● **The problem**:
Retype the whole listing below, character for character.

● **Information supplied**:
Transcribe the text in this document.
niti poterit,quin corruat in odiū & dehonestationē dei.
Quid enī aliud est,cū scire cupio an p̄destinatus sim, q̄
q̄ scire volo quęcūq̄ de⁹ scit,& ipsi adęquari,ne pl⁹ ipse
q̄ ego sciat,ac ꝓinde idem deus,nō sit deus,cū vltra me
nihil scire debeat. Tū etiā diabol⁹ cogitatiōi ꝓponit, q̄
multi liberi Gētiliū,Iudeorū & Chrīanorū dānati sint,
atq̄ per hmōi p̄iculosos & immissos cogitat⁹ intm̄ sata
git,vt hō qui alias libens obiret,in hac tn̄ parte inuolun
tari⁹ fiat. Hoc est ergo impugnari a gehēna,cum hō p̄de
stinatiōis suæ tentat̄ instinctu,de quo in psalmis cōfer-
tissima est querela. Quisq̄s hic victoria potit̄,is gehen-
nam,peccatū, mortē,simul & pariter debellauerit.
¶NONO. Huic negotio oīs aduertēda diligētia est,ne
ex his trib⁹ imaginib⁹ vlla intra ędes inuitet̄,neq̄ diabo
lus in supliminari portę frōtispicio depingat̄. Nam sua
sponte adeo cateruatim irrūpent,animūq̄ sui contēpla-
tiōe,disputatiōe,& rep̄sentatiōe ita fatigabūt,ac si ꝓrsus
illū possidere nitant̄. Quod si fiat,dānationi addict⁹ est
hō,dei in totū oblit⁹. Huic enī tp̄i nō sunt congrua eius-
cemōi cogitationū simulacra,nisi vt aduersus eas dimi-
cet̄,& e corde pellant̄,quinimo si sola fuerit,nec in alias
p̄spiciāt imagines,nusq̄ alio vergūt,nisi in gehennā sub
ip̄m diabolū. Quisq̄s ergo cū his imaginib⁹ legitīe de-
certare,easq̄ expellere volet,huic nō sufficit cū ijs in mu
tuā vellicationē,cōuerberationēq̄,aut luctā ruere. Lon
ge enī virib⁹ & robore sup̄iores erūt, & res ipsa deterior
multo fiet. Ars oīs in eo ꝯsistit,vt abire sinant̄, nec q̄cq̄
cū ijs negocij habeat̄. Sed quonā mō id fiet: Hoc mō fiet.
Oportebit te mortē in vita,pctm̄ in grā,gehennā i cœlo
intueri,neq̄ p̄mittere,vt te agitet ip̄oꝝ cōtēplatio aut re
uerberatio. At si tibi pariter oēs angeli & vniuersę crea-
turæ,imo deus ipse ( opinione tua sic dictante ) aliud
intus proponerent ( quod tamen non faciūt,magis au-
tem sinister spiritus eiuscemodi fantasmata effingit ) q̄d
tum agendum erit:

● **Solved problem**:
Transcribe the text in this document.
niti poterit,quin corruat in odiū & dehonestationē dei.
Quid enī aliud est,cū scire cupio an p̄destinatus sim, q̄
q̄ scire volo quęcūq̄ de⁹ scit,& ipsi adęquari,ne pl⁹ ipse
q̄ ego sciat,ac ꝓinde idem deus,nō sit deus,cū vltra me
nihil scire debeat. Tū etiā diabol⁹ cogitatiōi ꝓponit, q̄
multi liberi Gētiliū,Iudeorū & Chrīanorū dānati sint,
atq̄ per hmōi p̄iculosos & immissos cogitat⁹ intm̄ sata
git,vt hō qui alias libens obiret,in hac tn̄ parte inuolun
tari⁹ fiat. Hoc est ergo impugnari a gehēna,cum hō p̄de
stinatiōis suæ tentat̄ instinctu,de quo in psalmis cōfer-
tissima est querela. Quisq̄s hic victoria potit̄,is gehen-
nam,peccatū, mortē,simul & pariter debellauerit.
¶NONO. Huic negotio oīs aduertēda diligētia est,ne
ex his trib⁹ imaginib⁹ vlla intra ędes inuitet̄,neq̄ diabo
lus in supliminari portę frōtispicio depingat̄. Nam sua
sponte adeo cateruatim irrūpent,animūq̄ sui contēpla-
tiōe,disputatiōe,& rep̄sentatiōe ita fatigabūt,ac si ꝓrsus
illū possidere nitant̄. Quod si fiat,dānationi addict⁹ est
hō,dei in totū oblit⁹. Huic enī tp̄i nō sunt congrua eius-
cemōi cogitationū simulacra,nisi vt aduersus eas dimi-
cet̄,& e corde pellant̄,quinimo si sola fuerit,nec in alias
p̄spiciāt imagines,nusq̄ alio vergūt,nisi in gehennā sub
ip̄m diabolū. Quisq̄s ergo cū his imaginib⁹ legitīe de-
certare,easq̄ expellere volet,huic nō sufficit cū ijs in mu
tuā vellicationē,cōuerberationēq̄,aut luctā ruere. Lon
ge enī virib⁹ & robore sup̄iores erūt, & res ipsa deterior
multo fiet. Ars oīs in eo ꝯsistit,vt abire sinant̄, nec q̄cq̄
cū ijs negocij habeat̄. Sed quonā mō id fiet: Hoc mō fiet.
Oportebit te mortē in vita,pctm̄ in grā,gehennā i cœlo
intueri,neq̄ p̄mittere,vt te agitet ip̄oꝝ cōtēplatio aut re
uerberatio. At si tibi pariter oēs angeli & vniuersę crea-
turæ,imo deus ipse ( opinione tua sic dictante ) aliud
intus proponerent ( quod tamen non faciūt,magis au-
tem sinister spiritus eiuscemodi fantasmata effingit ) q̄d
tum agendum erit:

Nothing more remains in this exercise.